• [The exercise] Filter the records for lines holding the string "screenshot".

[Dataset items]
----
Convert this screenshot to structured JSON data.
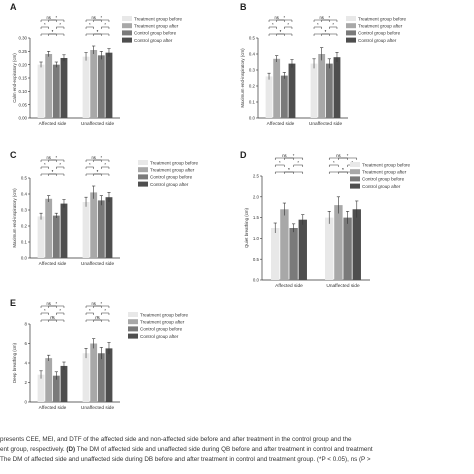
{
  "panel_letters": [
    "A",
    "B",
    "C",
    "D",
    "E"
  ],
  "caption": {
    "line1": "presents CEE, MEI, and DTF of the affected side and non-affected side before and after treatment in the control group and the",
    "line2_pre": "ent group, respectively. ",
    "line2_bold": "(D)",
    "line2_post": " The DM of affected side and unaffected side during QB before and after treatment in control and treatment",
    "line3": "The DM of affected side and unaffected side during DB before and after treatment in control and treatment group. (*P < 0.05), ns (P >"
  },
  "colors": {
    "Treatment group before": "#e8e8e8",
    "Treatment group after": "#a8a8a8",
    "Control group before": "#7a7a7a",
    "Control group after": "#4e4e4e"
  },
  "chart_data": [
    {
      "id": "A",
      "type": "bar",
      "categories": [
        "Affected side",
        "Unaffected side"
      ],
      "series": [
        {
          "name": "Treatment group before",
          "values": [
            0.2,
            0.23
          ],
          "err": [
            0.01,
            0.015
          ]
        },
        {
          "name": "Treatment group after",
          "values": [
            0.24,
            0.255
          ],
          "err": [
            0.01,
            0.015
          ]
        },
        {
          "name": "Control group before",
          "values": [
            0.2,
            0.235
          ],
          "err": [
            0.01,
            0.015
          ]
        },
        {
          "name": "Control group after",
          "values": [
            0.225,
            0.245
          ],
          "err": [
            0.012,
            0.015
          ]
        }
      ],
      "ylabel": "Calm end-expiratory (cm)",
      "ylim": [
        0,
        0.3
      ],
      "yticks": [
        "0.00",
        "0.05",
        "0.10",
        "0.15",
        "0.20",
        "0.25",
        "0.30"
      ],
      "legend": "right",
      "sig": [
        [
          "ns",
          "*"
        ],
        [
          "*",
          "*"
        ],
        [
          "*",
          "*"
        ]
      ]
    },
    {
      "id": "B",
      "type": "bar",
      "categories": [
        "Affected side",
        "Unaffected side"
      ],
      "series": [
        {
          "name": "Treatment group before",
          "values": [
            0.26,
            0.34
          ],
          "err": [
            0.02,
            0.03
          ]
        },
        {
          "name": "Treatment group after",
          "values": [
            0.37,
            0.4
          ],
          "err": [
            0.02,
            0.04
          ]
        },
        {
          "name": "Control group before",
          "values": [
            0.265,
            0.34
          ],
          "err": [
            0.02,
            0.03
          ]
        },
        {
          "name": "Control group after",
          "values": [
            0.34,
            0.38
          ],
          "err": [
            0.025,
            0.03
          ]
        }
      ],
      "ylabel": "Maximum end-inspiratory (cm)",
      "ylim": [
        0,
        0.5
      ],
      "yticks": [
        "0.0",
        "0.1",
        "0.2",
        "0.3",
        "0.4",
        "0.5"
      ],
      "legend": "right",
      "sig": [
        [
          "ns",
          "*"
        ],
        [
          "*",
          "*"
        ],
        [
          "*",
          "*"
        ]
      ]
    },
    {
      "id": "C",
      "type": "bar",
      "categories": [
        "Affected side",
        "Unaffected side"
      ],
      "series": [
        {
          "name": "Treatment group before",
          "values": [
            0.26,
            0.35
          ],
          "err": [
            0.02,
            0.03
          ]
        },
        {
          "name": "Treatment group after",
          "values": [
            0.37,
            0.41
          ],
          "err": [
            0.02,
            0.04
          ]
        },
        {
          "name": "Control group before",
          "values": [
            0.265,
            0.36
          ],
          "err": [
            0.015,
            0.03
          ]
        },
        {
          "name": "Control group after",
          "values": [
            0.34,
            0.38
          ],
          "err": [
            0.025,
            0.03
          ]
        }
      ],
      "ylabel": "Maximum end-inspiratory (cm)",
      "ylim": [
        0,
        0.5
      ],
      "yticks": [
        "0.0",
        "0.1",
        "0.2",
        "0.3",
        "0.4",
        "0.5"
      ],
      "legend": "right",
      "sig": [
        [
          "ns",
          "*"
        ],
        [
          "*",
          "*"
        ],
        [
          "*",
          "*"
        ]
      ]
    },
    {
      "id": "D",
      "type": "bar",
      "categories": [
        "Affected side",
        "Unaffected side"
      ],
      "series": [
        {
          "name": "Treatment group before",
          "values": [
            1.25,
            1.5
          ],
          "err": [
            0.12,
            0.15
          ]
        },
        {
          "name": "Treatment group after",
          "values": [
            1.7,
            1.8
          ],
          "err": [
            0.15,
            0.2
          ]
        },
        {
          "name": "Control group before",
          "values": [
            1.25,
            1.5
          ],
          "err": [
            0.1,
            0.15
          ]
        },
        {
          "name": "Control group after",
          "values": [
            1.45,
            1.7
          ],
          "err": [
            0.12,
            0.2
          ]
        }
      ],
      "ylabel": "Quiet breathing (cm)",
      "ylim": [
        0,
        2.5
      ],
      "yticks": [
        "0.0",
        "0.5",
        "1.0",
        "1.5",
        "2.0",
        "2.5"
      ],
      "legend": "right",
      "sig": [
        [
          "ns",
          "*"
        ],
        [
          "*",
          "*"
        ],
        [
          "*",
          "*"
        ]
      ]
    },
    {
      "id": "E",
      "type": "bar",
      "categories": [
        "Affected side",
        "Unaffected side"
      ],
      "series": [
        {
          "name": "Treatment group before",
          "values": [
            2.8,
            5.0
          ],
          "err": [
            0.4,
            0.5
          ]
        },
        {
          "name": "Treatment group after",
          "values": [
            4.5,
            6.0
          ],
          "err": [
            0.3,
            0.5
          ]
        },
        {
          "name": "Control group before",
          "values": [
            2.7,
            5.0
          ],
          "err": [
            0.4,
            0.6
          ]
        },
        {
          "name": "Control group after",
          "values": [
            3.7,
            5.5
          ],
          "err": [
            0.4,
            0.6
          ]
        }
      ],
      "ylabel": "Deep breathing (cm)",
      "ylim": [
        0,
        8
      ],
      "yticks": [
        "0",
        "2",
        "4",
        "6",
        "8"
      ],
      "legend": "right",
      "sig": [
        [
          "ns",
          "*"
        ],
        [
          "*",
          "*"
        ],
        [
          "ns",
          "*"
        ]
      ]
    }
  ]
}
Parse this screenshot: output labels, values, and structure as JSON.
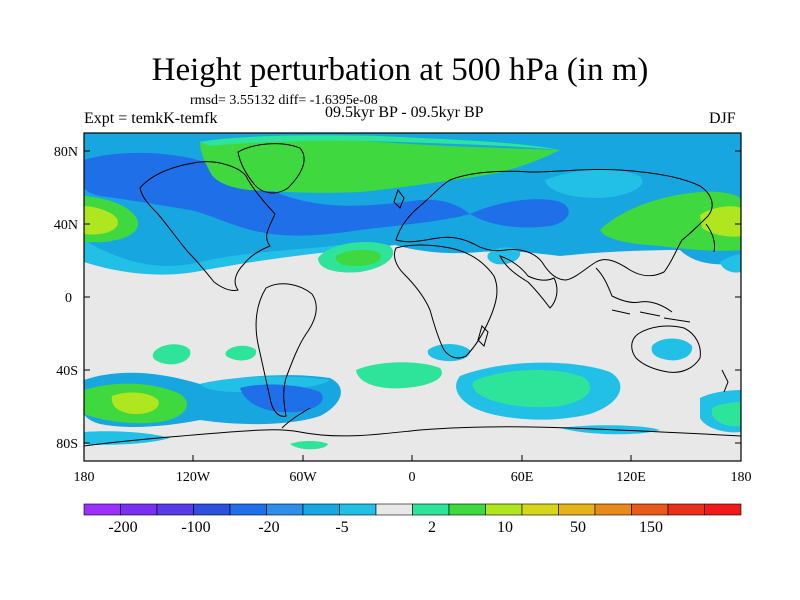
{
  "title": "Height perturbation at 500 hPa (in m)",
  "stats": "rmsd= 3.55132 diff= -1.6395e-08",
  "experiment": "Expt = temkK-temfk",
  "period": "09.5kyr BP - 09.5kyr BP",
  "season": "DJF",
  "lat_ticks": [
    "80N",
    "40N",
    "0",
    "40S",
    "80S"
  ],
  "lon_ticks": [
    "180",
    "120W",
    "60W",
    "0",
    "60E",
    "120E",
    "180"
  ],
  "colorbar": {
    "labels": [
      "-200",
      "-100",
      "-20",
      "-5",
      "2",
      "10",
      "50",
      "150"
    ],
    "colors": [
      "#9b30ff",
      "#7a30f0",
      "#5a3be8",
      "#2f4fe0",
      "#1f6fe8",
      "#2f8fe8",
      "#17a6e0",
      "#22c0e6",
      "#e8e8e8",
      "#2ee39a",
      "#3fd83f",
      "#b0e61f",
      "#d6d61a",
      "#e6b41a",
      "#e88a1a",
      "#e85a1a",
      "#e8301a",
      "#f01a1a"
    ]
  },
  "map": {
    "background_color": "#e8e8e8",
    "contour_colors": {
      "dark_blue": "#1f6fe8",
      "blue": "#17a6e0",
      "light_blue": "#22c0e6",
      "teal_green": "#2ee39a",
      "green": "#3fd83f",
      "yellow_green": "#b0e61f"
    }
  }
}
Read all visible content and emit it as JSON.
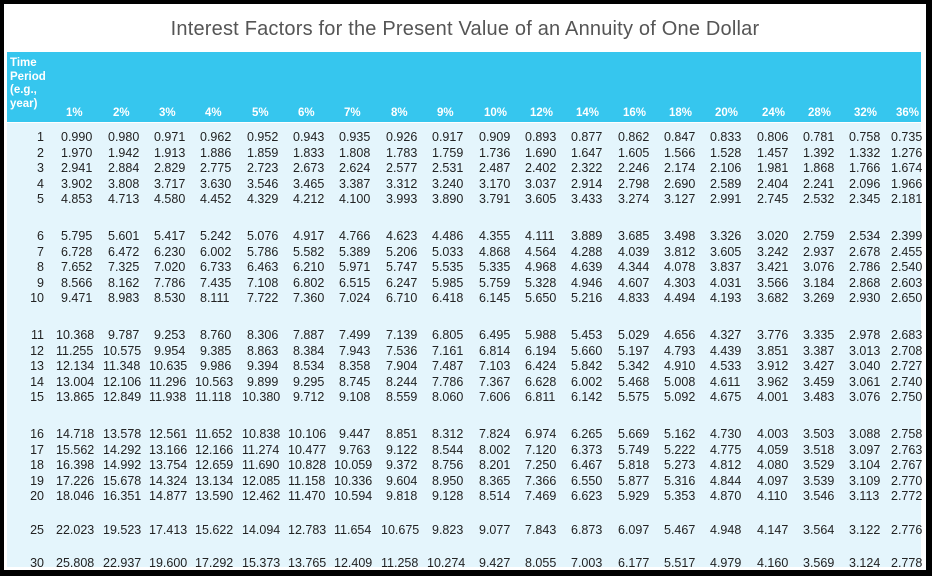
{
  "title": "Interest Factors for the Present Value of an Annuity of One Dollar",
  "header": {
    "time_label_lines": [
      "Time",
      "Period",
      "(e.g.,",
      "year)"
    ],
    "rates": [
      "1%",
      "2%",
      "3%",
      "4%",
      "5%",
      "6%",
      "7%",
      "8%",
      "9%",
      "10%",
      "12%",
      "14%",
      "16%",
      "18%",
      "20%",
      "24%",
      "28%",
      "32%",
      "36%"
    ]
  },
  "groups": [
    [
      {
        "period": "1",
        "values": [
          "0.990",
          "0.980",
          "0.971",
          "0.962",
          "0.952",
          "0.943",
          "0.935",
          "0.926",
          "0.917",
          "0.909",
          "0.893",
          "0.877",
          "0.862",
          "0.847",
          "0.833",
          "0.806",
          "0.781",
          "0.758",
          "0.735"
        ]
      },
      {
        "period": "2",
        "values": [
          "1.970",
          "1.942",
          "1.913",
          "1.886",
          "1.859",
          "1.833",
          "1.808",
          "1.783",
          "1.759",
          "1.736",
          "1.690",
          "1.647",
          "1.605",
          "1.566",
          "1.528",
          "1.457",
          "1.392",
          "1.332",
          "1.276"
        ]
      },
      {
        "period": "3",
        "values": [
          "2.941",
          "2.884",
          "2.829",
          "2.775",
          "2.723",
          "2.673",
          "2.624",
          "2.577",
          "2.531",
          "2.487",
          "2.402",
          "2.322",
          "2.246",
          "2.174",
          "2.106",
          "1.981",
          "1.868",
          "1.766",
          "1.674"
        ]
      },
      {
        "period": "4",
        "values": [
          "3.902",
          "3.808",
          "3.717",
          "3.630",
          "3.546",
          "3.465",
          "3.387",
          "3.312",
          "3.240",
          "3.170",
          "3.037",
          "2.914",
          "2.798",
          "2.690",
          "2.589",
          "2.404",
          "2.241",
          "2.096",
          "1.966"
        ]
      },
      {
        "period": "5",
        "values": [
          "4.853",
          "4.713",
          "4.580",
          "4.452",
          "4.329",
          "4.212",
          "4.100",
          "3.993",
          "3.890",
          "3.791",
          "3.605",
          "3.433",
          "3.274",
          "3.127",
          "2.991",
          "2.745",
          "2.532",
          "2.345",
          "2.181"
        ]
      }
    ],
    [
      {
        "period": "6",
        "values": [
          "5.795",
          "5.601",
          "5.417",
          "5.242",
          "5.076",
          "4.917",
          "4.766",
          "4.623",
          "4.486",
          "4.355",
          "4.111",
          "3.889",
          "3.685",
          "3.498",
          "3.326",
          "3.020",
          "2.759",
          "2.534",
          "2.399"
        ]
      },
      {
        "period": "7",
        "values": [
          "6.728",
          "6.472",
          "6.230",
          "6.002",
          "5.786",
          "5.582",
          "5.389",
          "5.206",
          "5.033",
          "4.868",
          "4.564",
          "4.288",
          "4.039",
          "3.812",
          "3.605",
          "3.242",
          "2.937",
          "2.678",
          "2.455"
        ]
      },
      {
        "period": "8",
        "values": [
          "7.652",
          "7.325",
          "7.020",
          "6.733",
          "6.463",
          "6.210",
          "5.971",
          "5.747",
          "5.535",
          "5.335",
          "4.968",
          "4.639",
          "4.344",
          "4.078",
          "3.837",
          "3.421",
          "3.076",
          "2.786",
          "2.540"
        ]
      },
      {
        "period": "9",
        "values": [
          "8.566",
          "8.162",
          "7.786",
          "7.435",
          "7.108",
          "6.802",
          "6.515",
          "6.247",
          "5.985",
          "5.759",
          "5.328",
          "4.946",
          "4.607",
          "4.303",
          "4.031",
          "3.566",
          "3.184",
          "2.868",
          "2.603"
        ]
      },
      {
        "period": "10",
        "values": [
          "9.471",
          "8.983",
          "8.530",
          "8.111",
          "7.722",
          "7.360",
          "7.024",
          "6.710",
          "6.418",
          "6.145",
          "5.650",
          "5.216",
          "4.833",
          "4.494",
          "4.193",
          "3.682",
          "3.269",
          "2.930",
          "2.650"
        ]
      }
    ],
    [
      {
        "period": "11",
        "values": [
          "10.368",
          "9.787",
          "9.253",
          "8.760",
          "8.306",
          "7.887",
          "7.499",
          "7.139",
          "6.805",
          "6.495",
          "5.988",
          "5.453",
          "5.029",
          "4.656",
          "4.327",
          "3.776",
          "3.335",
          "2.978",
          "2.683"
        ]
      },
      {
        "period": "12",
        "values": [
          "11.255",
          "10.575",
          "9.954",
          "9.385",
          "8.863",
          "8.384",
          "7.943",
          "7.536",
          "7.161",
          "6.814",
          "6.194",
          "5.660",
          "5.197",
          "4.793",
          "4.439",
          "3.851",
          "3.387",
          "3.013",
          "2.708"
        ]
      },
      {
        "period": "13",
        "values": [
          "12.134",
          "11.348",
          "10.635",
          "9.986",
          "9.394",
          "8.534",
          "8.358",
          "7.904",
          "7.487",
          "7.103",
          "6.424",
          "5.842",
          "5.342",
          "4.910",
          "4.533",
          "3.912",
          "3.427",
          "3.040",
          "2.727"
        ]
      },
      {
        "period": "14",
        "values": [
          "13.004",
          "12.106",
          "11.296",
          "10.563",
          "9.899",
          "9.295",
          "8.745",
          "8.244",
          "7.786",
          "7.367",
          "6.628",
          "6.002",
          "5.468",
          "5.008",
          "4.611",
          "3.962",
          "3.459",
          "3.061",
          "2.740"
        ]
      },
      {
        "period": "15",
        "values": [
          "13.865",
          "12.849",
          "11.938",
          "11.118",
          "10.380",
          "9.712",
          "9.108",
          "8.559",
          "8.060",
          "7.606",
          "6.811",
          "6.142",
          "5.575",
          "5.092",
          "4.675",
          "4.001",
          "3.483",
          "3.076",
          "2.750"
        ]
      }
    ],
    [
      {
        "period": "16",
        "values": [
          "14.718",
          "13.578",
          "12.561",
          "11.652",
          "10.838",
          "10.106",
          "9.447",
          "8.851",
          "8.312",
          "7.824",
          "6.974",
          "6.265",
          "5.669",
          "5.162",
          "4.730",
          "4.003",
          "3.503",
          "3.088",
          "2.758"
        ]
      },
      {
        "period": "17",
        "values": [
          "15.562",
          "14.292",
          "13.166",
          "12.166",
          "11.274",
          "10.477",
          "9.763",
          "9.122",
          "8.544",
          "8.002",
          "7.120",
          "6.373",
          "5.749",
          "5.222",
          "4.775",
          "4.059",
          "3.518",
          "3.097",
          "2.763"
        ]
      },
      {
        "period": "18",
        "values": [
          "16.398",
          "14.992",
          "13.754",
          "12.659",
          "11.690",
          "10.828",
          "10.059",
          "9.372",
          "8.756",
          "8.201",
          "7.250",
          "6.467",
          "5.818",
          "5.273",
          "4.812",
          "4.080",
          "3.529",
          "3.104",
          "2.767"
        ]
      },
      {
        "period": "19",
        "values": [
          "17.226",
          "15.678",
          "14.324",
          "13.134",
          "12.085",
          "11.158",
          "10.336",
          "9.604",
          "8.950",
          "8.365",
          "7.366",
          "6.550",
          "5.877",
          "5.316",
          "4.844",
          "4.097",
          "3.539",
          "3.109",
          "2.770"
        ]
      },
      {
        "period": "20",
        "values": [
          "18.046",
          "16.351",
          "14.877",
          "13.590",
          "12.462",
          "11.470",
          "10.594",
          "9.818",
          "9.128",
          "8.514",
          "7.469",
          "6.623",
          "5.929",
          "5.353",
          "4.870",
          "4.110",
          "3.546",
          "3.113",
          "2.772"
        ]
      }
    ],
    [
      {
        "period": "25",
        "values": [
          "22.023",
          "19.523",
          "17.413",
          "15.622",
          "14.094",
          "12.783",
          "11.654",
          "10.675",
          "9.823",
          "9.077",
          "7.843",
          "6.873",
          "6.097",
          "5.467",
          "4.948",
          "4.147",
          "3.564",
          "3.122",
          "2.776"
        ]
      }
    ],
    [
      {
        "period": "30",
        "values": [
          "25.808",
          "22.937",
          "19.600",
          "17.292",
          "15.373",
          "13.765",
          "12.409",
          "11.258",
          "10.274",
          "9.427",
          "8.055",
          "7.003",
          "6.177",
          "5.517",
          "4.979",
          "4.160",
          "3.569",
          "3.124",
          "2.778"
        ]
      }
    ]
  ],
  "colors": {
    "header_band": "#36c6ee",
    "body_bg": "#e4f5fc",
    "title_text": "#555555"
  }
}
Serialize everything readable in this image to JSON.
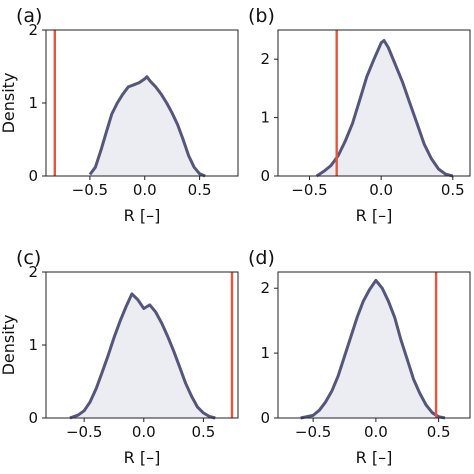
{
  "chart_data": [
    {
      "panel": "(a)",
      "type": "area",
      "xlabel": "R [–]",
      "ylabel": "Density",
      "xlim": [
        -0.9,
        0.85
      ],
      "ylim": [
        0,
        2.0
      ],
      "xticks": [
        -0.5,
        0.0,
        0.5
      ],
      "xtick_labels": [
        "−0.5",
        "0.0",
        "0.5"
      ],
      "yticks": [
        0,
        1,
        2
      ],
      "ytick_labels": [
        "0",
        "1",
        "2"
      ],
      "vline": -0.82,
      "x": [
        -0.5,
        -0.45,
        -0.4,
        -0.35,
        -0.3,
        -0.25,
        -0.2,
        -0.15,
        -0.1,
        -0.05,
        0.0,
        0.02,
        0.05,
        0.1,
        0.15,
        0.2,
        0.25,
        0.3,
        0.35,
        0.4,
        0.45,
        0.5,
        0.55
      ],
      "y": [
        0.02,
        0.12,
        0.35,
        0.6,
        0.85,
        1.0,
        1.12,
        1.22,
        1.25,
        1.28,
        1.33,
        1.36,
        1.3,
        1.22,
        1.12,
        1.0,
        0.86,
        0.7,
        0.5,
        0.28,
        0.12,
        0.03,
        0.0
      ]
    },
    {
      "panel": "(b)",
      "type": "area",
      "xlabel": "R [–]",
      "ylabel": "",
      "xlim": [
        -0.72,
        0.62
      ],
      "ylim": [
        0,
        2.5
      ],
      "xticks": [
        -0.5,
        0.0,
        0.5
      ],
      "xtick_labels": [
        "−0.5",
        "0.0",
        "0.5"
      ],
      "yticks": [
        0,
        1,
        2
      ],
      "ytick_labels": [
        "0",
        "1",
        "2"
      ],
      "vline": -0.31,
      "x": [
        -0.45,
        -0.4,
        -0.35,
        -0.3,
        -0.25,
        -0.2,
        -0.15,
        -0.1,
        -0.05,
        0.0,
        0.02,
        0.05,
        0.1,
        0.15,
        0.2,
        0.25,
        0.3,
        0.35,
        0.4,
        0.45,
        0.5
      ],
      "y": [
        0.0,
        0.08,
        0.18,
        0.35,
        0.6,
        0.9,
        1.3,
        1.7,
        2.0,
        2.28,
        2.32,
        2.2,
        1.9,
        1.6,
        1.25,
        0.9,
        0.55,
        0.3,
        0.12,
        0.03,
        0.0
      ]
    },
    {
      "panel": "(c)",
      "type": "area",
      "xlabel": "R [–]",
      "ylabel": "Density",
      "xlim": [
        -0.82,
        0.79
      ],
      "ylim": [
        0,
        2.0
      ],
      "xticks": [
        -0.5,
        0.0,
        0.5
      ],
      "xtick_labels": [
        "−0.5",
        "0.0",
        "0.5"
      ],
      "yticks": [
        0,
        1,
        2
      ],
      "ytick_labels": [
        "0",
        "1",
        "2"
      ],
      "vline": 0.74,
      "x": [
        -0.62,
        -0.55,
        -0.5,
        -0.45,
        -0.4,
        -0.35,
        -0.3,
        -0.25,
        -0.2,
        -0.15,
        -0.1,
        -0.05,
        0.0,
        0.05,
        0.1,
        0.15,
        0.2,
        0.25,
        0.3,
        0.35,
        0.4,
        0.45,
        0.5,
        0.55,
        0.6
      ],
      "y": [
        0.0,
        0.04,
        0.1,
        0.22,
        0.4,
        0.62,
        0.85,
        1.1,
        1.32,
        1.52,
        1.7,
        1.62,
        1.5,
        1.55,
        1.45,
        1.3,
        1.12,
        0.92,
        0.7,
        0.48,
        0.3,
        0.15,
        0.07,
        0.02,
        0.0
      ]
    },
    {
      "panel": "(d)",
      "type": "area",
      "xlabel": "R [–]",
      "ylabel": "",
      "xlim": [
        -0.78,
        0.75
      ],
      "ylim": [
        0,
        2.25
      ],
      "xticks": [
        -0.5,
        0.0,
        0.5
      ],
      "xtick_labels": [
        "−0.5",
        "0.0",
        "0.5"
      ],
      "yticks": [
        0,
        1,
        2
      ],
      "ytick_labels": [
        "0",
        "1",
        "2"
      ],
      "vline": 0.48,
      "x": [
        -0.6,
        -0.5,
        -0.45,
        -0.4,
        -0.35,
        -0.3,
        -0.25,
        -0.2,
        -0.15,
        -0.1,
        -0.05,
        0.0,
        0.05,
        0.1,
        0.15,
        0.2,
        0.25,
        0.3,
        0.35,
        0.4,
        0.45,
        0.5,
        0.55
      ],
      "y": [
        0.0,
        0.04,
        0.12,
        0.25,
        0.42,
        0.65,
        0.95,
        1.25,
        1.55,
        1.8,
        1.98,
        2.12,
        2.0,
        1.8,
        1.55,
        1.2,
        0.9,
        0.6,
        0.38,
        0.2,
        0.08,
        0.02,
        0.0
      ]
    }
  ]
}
----
• [Right answer]
Convert this screenshot to structured JSON data.
Parse this screenshot: output labels, values, and structure as JSON.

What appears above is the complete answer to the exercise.